**Short task a**
Answer these questions about the olive oil description:
(i) Which three olive varieties are pressed for this oil?
(ii) Between which two places is the Vallée des Baux-de-Provence located?
(iii) Which notes does the oil's finely fruity flavor carry?

**Document segment**

#####

Olive Oil Extra Virgin Vallée des Baux-de-Provence P.D.O.
· Olive Oil Extra Virgin ·
This French olive oil belongs to the top class. The rarity with protected designation of origin (P.D.O.) comes from the Vallée des Baux-de-Provence in southern France, a traditional oil region located between Arles and Saint-Rémy-de-Provence in the Alpilles mountain range. The majority of olive trees of Madame and Monsieur Hugues are several hundred years old. For this precious oil, they press olives of the varieties Salonenque, Béruguette, and Grossane.
This oil is finely fruity with notes of freshly cut grass, apple and hazelnut-almond. In addition, it possesses a considerable »length«: The exquisite taste impressions take their time to fully unfold and then stay for a while on the palate. This makes the oil an excellent match for salads, vegetables like asparagus, cheeses, fine fish and sea food, or simply a fresh baguette – a real delight for experts and lovers of the most exquisite of olive oils.
Product of organic farming
What does "virgin" mean in the context of oils?

#####

**Given information**
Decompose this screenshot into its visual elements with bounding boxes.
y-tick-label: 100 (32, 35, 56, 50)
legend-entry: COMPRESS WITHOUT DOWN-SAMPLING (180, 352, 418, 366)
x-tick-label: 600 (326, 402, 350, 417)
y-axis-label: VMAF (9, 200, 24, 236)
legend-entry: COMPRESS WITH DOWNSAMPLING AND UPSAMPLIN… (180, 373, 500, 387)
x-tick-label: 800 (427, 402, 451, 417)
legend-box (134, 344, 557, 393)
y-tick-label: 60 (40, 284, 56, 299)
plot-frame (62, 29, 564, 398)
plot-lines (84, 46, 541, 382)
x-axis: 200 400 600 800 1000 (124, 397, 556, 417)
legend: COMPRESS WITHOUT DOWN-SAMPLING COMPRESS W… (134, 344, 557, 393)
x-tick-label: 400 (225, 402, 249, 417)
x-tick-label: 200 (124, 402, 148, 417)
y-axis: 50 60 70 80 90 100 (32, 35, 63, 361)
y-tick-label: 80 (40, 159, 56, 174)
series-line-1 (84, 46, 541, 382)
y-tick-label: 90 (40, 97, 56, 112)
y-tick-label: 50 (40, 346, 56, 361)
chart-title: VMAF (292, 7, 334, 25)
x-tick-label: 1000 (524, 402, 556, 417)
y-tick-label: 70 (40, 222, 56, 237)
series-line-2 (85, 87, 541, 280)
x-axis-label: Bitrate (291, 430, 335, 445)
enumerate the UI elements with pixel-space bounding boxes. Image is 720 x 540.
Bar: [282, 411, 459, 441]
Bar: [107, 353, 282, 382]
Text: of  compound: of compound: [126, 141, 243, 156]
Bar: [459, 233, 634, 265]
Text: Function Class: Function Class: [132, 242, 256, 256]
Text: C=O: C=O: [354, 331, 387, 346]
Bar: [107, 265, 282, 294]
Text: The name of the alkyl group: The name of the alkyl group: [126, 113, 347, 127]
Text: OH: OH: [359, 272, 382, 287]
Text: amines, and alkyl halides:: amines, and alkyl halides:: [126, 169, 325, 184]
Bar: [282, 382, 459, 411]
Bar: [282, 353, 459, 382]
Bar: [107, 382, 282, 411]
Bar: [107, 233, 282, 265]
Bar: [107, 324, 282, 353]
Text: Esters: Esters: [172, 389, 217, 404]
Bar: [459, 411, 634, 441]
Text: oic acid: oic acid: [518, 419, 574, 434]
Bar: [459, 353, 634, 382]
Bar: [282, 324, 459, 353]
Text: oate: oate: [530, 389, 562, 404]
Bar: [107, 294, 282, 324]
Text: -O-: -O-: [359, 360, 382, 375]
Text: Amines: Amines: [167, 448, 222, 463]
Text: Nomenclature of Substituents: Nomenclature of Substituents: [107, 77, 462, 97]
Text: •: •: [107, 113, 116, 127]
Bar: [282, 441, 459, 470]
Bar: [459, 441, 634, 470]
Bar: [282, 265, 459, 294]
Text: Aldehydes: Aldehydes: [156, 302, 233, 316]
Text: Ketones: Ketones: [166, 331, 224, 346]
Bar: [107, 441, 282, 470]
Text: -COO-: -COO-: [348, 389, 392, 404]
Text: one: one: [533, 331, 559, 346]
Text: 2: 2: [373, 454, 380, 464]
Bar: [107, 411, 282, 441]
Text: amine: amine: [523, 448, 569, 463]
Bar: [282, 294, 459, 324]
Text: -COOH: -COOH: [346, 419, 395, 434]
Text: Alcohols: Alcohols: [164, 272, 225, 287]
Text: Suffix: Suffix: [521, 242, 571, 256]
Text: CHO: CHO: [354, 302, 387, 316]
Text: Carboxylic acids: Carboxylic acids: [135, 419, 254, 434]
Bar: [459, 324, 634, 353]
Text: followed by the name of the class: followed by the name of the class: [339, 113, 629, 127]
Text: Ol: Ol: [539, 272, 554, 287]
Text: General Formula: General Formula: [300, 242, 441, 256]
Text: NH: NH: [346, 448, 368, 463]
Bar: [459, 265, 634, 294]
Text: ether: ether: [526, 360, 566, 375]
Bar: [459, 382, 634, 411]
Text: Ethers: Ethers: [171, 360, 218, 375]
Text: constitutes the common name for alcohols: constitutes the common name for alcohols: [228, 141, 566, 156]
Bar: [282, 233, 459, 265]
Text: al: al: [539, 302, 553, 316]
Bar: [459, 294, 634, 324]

#####

**Short task b**
Please revise the stretch of rows from the first row through the one containing "x-axis: 200 400", swapping "legend-entry" for "legend-item" and keeping everything else the same. Return only those rows.

**Task output a**
(i) Salonenque, Béruguette, and Grossane
(ii) Arles and Saint-Rémy-de-Provence
(iii) Freshly cut grass, apple and hazelnut-almond

**Task output b**
Decompose this screenshot into its visual elements with bounding boxes.
y-tick-label: 100 (32, 35, 56, 50)
legend-item: COMPRESS WITHOUT DOWN-SAMPLING (180, 352, 418, 366)
x-tick-label: 600 (326, 402, 350, 417)
y-axis-label: VMAF (9, 200, 24, 236)
legend-item: COMPRESS WITH DOWNSAMPLING AND UPSAMPLIN… (180, 373, 500, 387)
x-tick-label: 800 (427, 402, 451, 417)
legend-box (134, 344, 557, 393)
y-tick-label: 60 (40, 284, 56, 299)
plot-frame (62, 29, 564, 398)
plot-lines (84, 46, 541, 382)
x-axis: 200 400 600 800 1000 (124, 397, 556, 417)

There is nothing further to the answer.